Objective
Only the number is wanted: how many lines of these entries contain the word "Born"?

Available data
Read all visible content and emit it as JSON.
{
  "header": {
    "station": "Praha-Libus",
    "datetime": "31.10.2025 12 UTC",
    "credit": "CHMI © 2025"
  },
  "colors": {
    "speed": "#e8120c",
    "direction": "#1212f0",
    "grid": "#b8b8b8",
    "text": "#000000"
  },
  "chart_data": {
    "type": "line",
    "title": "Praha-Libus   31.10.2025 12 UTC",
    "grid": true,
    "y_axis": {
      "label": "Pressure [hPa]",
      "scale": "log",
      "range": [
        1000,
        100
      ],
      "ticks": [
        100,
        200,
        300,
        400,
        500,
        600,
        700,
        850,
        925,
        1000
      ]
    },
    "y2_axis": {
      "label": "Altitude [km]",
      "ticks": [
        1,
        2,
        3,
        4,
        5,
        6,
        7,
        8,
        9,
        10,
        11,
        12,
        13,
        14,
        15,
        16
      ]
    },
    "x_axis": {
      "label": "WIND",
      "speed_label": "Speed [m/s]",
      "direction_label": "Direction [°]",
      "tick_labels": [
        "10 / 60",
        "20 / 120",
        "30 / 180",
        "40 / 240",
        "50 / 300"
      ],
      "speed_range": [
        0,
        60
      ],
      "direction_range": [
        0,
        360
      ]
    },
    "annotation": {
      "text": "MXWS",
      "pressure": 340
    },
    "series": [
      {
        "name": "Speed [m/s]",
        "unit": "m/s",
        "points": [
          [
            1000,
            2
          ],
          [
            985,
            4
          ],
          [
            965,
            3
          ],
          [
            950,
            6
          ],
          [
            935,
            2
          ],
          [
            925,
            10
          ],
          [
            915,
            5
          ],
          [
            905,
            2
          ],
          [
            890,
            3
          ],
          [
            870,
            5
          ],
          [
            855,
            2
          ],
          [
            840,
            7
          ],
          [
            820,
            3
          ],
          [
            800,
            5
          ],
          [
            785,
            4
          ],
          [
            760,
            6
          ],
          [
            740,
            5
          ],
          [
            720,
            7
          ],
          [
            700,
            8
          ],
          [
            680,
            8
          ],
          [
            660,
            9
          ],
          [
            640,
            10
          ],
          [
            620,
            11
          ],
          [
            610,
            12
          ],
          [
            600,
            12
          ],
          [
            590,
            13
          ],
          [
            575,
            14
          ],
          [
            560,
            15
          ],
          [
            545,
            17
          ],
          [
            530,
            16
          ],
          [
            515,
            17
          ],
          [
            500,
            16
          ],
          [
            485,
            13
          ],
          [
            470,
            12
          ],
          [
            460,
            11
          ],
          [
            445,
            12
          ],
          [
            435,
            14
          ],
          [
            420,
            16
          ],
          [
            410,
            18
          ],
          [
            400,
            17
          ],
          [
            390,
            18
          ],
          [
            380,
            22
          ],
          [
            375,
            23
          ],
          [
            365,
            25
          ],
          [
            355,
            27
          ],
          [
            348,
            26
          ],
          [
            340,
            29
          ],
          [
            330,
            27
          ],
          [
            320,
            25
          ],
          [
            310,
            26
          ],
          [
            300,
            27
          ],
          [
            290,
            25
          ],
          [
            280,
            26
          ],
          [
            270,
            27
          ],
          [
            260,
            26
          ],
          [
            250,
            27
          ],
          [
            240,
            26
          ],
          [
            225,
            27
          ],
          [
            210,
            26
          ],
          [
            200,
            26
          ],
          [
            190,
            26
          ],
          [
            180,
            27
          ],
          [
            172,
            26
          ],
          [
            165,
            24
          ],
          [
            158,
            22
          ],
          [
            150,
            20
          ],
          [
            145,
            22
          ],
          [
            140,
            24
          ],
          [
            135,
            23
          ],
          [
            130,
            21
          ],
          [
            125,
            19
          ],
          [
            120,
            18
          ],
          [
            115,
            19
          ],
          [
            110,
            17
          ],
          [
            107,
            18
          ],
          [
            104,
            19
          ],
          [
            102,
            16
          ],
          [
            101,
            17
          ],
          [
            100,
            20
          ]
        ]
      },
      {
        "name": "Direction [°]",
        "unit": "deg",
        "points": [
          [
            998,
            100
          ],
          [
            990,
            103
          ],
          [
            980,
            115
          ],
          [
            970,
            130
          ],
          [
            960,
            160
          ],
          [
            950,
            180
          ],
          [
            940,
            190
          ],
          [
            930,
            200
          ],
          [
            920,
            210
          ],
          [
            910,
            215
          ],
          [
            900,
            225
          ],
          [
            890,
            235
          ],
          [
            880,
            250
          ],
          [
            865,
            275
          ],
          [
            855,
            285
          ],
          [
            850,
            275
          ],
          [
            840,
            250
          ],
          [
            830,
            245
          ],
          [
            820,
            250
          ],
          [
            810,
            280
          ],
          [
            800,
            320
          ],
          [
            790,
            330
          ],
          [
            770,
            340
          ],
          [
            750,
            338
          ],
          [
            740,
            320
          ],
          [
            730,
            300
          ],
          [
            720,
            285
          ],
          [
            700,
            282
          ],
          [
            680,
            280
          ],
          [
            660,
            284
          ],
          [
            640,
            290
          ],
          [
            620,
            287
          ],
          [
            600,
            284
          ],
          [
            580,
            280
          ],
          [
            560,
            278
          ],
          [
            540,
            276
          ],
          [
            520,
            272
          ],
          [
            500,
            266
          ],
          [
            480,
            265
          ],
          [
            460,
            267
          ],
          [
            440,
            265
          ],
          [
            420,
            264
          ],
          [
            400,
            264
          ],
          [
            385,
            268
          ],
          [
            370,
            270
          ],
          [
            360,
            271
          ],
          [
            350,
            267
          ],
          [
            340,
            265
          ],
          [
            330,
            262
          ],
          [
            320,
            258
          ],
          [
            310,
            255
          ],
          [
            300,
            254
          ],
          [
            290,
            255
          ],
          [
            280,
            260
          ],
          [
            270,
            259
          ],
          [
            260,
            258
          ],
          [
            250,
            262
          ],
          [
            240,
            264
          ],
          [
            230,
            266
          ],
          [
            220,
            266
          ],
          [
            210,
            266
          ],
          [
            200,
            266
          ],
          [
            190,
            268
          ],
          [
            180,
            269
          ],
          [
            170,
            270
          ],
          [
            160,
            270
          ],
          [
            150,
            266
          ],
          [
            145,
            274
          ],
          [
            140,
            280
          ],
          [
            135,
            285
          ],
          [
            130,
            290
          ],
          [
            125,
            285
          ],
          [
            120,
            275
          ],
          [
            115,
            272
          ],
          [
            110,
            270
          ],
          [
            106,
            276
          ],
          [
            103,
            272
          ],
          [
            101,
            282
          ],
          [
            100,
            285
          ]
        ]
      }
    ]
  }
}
--
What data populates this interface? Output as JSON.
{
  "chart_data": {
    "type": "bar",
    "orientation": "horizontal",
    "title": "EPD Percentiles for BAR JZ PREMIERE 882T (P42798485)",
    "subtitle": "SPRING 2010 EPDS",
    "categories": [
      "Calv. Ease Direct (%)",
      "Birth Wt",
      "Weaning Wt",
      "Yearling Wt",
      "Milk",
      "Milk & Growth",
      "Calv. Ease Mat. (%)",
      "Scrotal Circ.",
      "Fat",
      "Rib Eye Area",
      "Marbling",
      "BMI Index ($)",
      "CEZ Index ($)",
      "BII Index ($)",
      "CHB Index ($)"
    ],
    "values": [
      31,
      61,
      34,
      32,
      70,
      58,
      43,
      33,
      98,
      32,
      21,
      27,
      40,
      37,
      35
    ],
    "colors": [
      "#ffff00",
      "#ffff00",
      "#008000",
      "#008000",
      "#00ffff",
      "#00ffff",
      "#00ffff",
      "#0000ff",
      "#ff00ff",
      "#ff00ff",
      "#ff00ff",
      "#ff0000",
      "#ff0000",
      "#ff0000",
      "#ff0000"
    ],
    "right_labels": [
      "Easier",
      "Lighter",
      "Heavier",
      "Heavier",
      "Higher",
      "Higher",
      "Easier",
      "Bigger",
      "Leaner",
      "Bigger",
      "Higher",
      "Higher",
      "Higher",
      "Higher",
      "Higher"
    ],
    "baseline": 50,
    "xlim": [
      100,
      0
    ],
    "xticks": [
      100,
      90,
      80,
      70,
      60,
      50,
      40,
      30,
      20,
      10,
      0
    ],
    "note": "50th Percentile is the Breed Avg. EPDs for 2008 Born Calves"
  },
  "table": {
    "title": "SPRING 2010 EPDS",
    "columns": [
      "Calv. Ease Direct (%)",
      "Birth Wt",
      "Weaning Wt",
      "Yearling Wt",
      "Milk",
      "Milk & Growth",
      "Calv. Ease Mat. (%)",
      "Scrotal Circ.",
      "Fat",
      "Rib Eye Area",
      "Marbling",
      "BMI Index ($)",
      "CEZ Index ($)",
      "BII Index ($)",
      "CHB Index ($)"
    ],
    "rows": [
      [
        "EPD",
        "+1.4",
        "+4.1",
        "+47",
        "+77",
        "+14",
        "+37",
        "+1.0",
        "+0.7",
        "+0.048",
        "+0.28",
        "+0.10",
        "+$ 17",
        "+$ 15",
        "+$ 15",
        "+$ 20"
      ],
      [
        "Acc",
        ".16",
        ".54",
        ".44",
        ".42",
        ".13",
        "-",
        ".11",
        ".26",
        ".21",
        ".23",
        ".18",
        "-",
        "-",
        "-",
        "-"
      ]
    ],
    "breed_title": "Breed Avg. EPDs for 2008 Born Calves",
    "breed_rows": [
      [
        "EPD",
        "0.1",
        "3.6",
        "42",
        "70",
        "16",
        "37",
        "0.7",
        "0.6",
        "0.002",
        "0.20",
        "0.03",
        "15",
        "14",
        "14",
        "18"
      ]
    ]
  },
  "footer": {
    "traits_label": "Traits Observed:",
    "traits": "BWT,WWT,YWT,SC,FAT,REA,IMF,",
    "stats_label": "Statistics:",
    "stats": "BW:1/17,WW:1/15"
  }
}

Response to the exercise
2